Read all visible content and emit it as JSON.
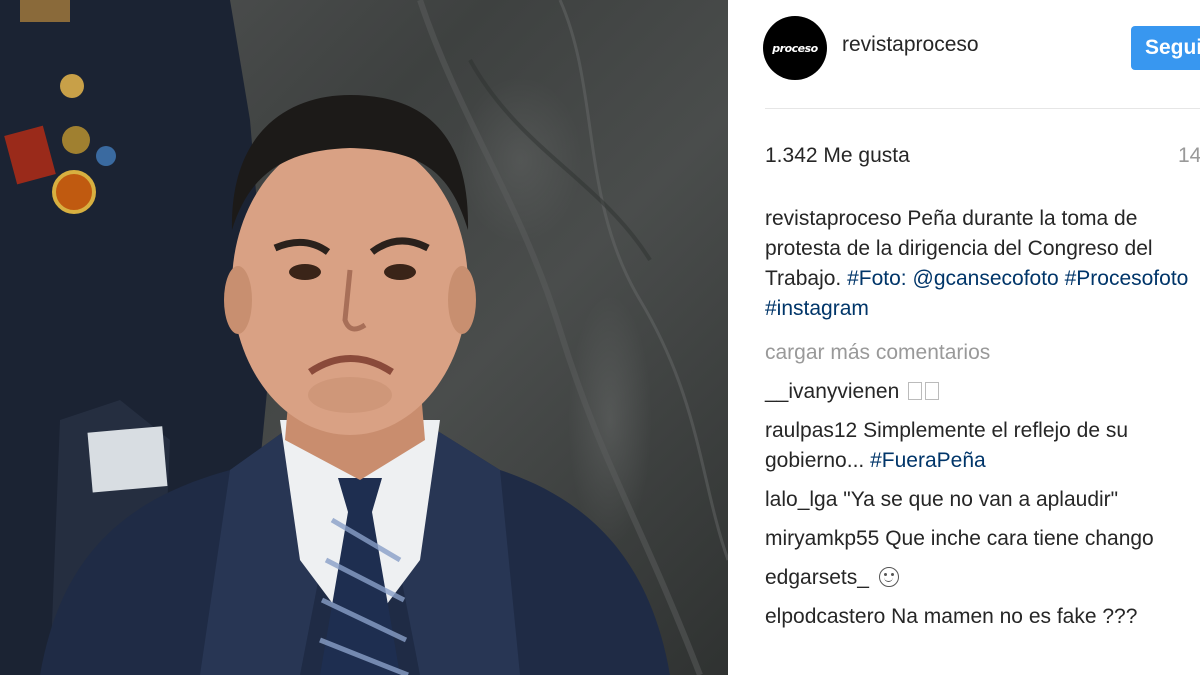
{
  "post": {
    "photo_alt": "photo",
    "account": {
      "avatar_text": "proceso",
      "username": "revistaproceso",
      "follow_label": "Seguir"
    },
    "likes": "1.342 Me gusta",
    "time": "14",
    "caption": {
      "user": "revistaproceso",
      "text": "Peña durante la toma de protesta de la dirigencia del Congreso del Trabajo.",
      "hashtag_foto": "#Foto:",
      "mention": "@gcansecofoto",
      "hashtag_procesofoto": "#Procesofoto",
      "hashtag_instagram": "#instagram"
    },
    "load_more": "cargar más comentarios",
    "comments": [
      {
        "user": "__ivanyvienen",
        "text": ""
      },
      {
        "user": "raulpas12",
        "text": "Simplemente el reflejo de su gobierno...",
        "tag": "#FueraPeña"
      },
      {
        "user": "lalo_lga",
        "text": "\"Ya se que no van a aplaudir\""
      },
      {
        "user": "miryamkp55",
        "text": "Que inche cara tiene chango"
      },
      {
        "user": "edgarsets_",
        "text": ""
      },
      {
        "user": "elpodcastero",
        "text": "Na mamen no es fake ???"
      }
    ]
  },
  "colors": {
    "follow_button": "#3897f0",
    "link": "#003569",
    "muted": "#999999",
    "text": "#262626"
  }
}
□ □ □
### SET EXERCISE
From the listing above, copy every line that includes the word "revistaproceso".

### RIGHT ANSWER
      "username": "revistaproceso",
      "user": "revistaproceso",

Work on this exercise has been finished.